Records from a data source:
==*==
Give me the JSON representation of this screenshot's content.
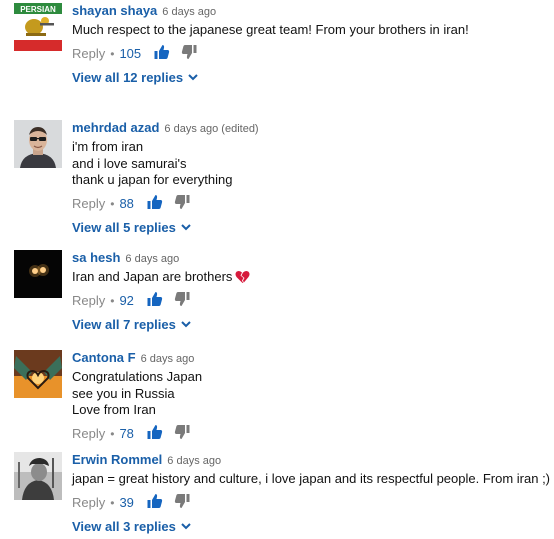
{
  "comments": [
    {
      "author": "shayan shaya",
      "time": "6 days ago",
      "lines": [
        "Much respect to the japanese great team! From your brothers in iran!"
      ],
      "reply_label": "Reply",
      "likes": "105",
      "view_replies": "View all 12 replies",
      "avatar_text": "PERSIAN"
    },
    {
      "author": "mehrdad azad",
      "time": "6 days ago (edited)",
      "lines": [
        "i'm from iran",
        "and i love samurai's",
        "thank u japan for everything"
      ],
      "reply_label": "Reply",
      "likes": "88",
      "view_replies": "View all 5 replies"
    },
    {
      "author": "sa hesh",
      "time": "6 days ago",
      "lines": [
        "Iran and Japan are brothers"
      ],
      "reply_label": "Reply",
      "likes": "92",
      "view_replies": "View all 7 replies"
    },
    {
      "author": "Cantona F",
      "time": "6 days ago",
      "lines": [
        "Congratulations Japan",
        "see you in Russia",
        "Love from Iran"
      ],
      "reply_label": "Reply",
      "likes": "78"
    },
    {
      "author": "Erwin Rommel",
      "time": "6 days ago",
      "lines": [
        "japan = great history and culture,  i love japan and its respectful people. From iran ;)"
      ],
      "reply_label": "Reply",
      "likes": "39",
      "view_replies": "View all 3 replies"
    }
  ],
  "colors": {
    "link": "#1a5fa8",
    "muted": "#888888",
    "thumb": "#1565c0",
    "dislike": "#7a7a7a",
    "heart": "#d61a3c"
  },
  "icons": [
    "thumbs-up-icon",
    "thumbs-down-icon",
    "chevron-down-icon",
    "broken-heart-icon"
  ]
}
==*==
What is asked
Give every record again exactly, apart from the pictures, which stay out.

Exercise response
Give me the JSON representation of this screenshot's content.
{
  "comments": [
    {
      "author": "shayan shaya",
      "time": "6 days ago",
      "lines": [
        "Much respect to the japanese great team! From your brothers in iran!"
      ],
      "reply_label": "Reply",
      "likes": "105",
      "view_replies": "View all 12 replies",
      "avatar_text": "PERSIAN"
    },
    {
      "author": "mehrdad azad",
      "time": "6 days ago (edited)",
      "lines": [
        "i'm from iran",
        "and i love samurai's",
        "thank u japan for everything"
      ],
      "reply_label": "Reply",
      "likes": "88",
      "view_replies": "View all 5 replies"
    },
    {
      "author": "sa hesh",
      "time": "6 days ago",
      "lines": [
        "Iran and Japan are brothers"
      ],
      "reply_label": "Reply",
      "likes": "92",
      "view_replies": "View all 7 replies"
    },
    {
      "author": "Cantona F",
      "time": "6 days ago",
      "lines": [
        "Congratulations Japan",
        "see you in Russia",
        "Love from Iran"
      ],
      "reply_label": "Reply",
      "likes": "78"
    },
    {
      "author": "Erwin Rommel",
      "time": "6 days ago",
      "lines": [
        "japan = great history and culture,  i love japan and its respectful people. From iran ;)"
      ],
      "reply_label": "Reply",
      "likes": "39",
      "view_replies": "View all 3 replies"
    }
  ],
  "colors": {
    "link": "#1a5fa8",
    "muted": "#888888",
    "thumb": "#1565c0",
    "dislike": "#7a7a7a",
    "heart": "#d61a3c"
  },
  "icons": [
    "thumbs-up-icon",
    "thumbs-down-icon",
    "chevron-down-icon",
    "broken-heart-icon"
  ]
}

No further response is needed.